Can the derivative of Hurwitz Zeta function by the first argument be expressed in terms of Hurwitz Zeta and elementary fuctions?
There is a formula which expresses Hurwitz Zeta through its derivative:
$$\zeta '\left(z,\frac{q}{2}\right)-2^z \zeta '(z,q)+\zeta '\left(z,\frac{q+1}{2}\right)=\zeta(z,q)2^{z}\ln 2$$
So I wonder whether the opposite can be done?

+---+

Copy out the Hurwitz zeta question above word for word, including its formula. The data that comes next isn't needed.

INFORMATION SHOWN:
+---+

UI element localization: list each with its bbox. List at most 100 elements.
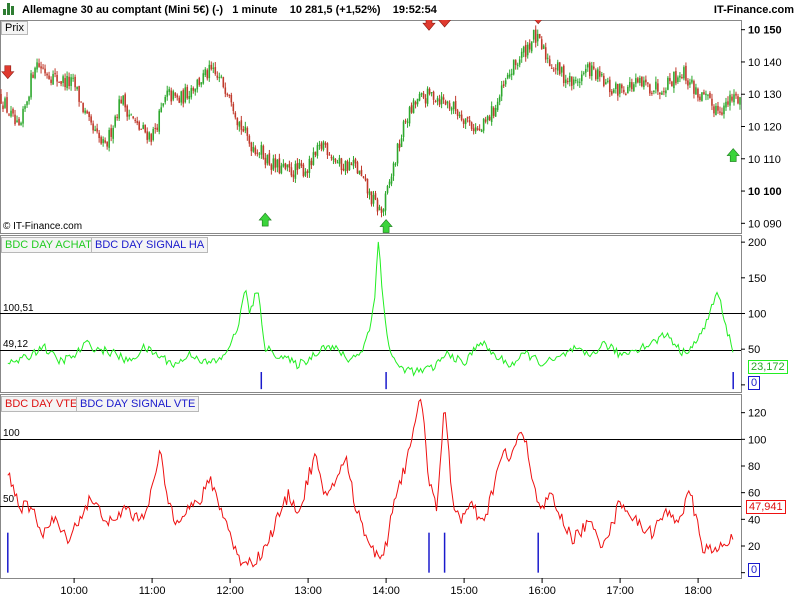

+---+

TASK RESPONSE:
Can the derivative of Hurwitz Zeta function by the first argument be expressed in terms of Hurwitz Zeta and elementary fuctions?
There is a formula which expresses Hurwitz Zeta through its derivative:
$$\zeta '\left(z,\frac{q}{2}\right)-2^z \zeta '(z,q)+\zeta '\left(z,\frac{q+1}{2}\right)=\zeta(z,q)2^{z}\ln 2$$
So I wonder whether the opposite can be done?